• [Task requirements]
Collect all lines containing the word "icon" from the data.
--- Start Material supplied ---
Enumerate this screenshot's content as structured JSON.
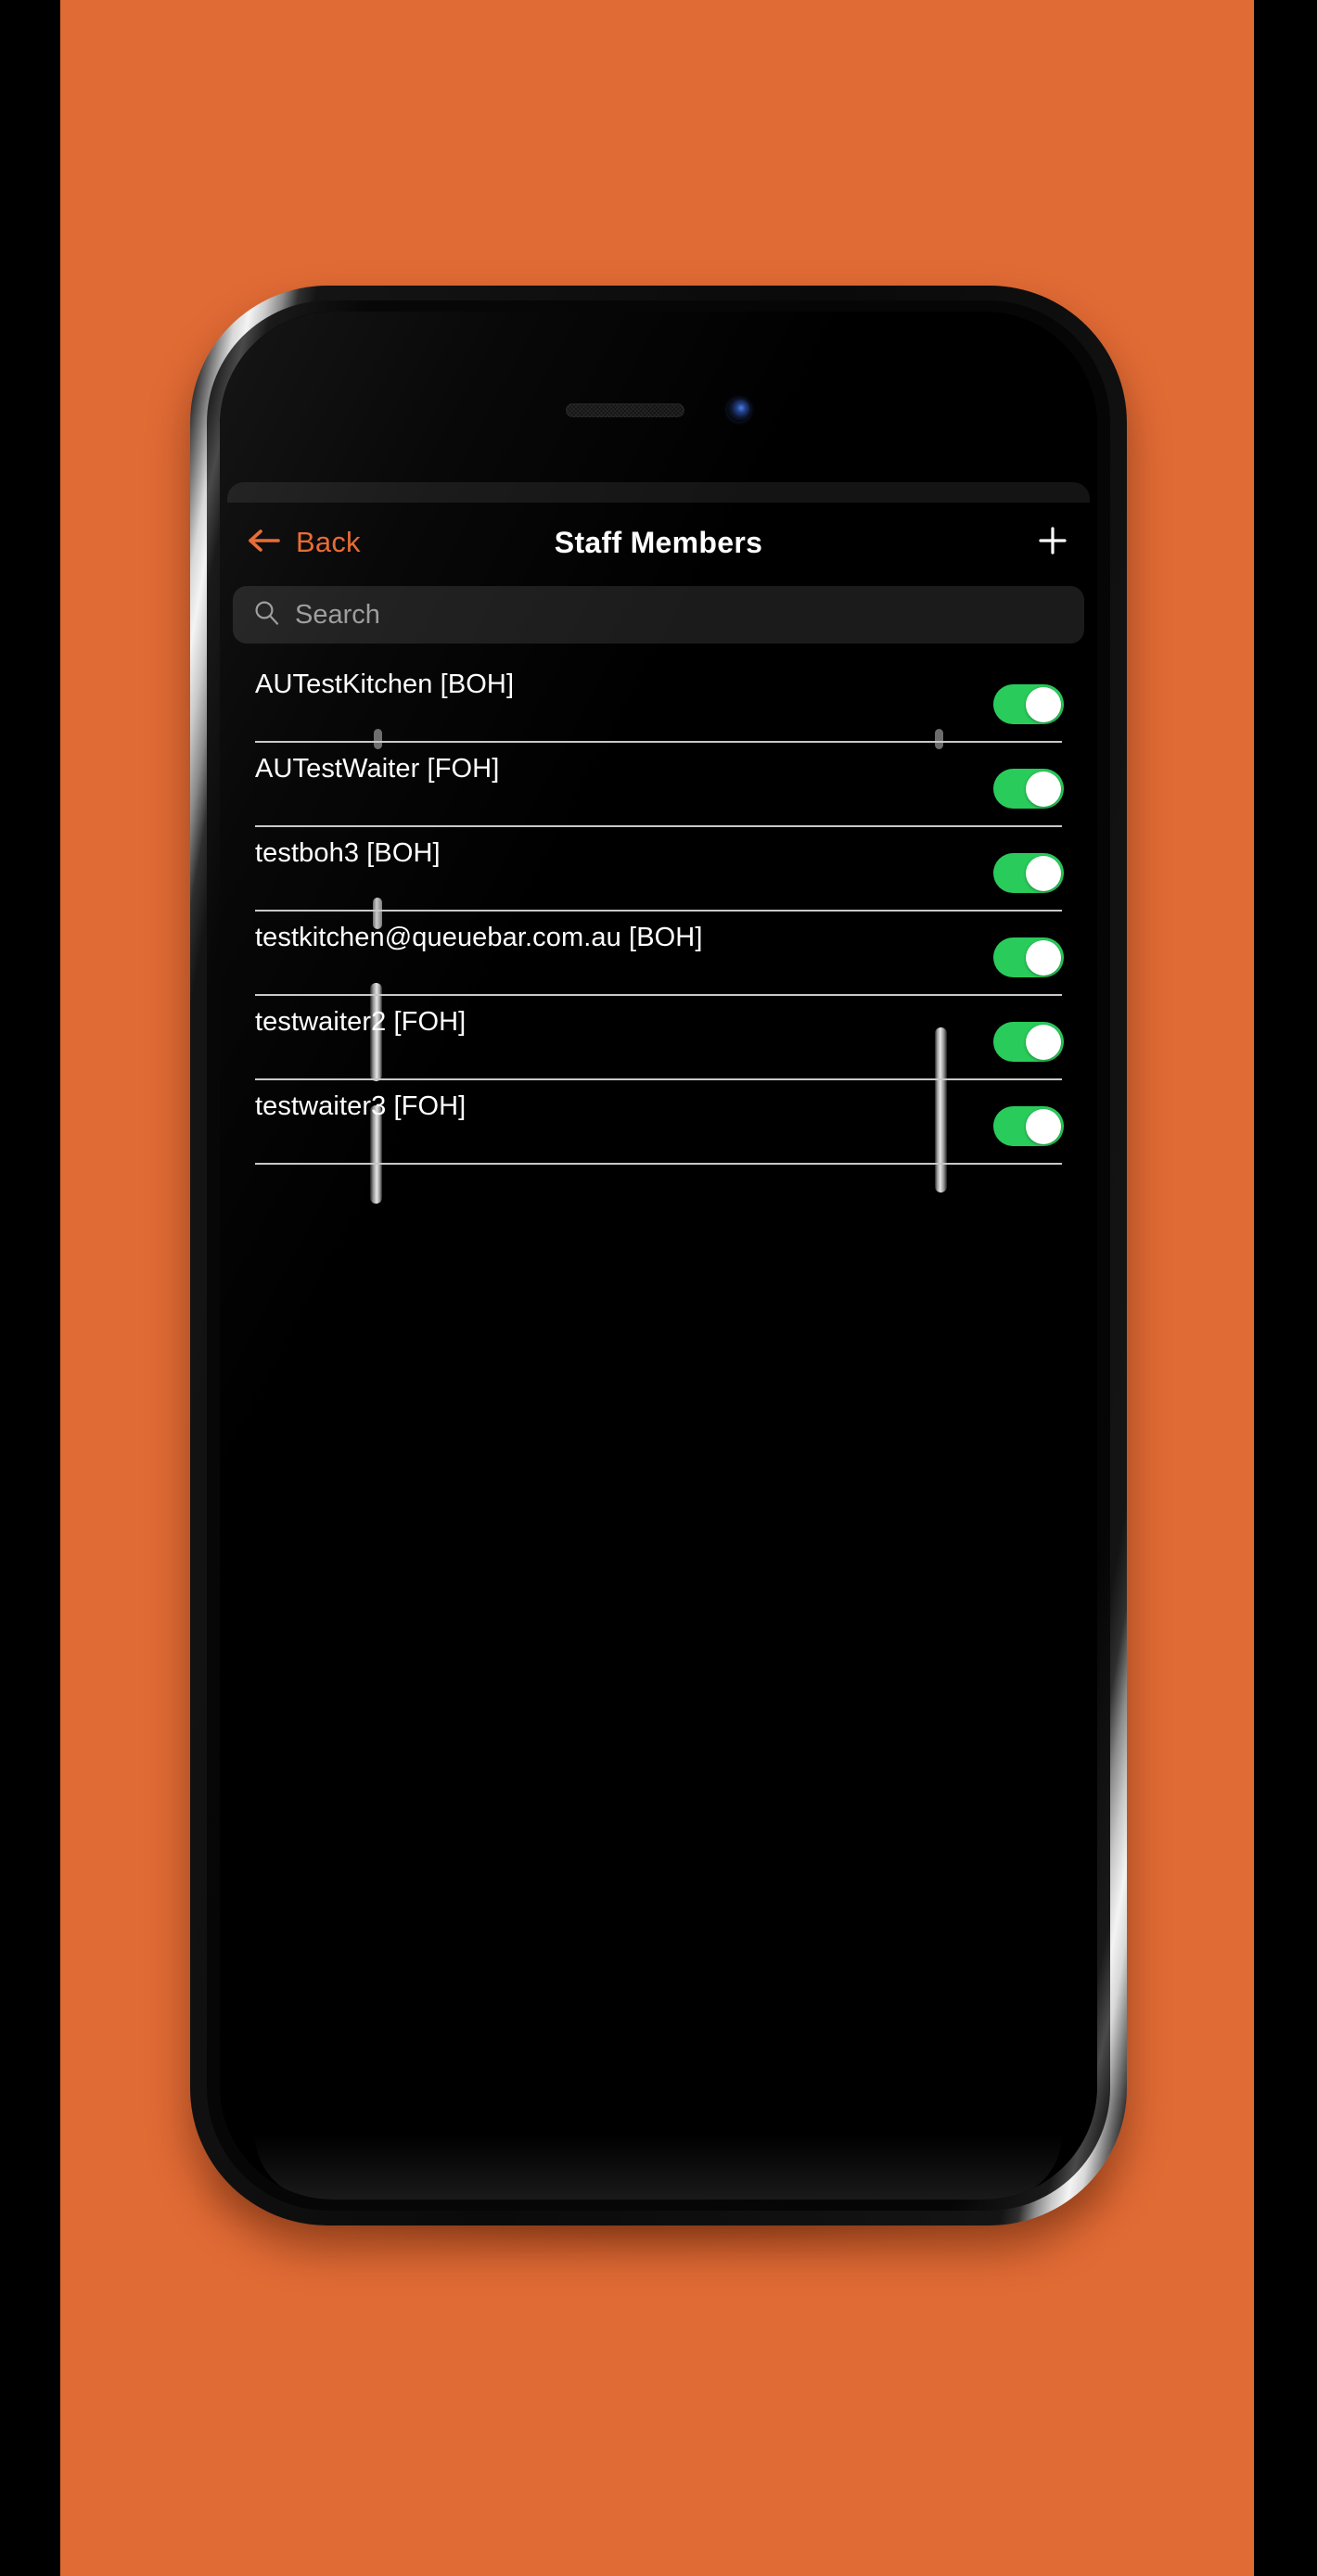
{
  "theme": {
    "backdrop_color": "#E16B35",
    "accent_color": "#E8642B",
    "toggle_on_color": "#29cc5a",
    "screen_bg": "#000000",
    "search_bg": "#1b1b1b",
    "divider_color": "#c8c8c8",
    "text_color": "#ffffff",
    "placeholder_color": "#9a9a9a"
  },
  "navbar": {
    "back_label": "Back",
    "back_icon": "arrow-left-icon",
    "title": "Staff Members",
    "add_icon": "plus-icon"
  },
  "search": {
    "icon": "search-icon",
    "placeholder": "Search",
    "value": ""
  },
  "device": {
    "earpiece": "earpiece-speaker",
    "camera": "front-camera",
    "buttons": [
      "mute-switch",
      "volume-up",
      "volume-down",
      "power"
    ]
  },
  "staff": {
    "rows": [
      {
        "name": "AUTestKitchen [BOH]",
        "enabled": true
      },
      {
        "name": "AUTestWaiter [FOH]",
        "enabled": true
      },
      {
        "name": "testboh3 [BOH]",
        "enabled": true
      },
      {
        "name": "testkitchen@queuebar.com.au [BOH]",
        "enabled": true
      },
      {
        "name": "testwaiter2 [FOH]",
        "enabled": true
      },
      {
        "name": "testwaiter3 [FOH]",
        "enabled": true
      }
    ]
  }
}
--- End Material supplied ---
• [Answer]
    "back_icon": "arrow-left-icon",
    "add_icon": "plus-icon"
    "icon": "search-icon",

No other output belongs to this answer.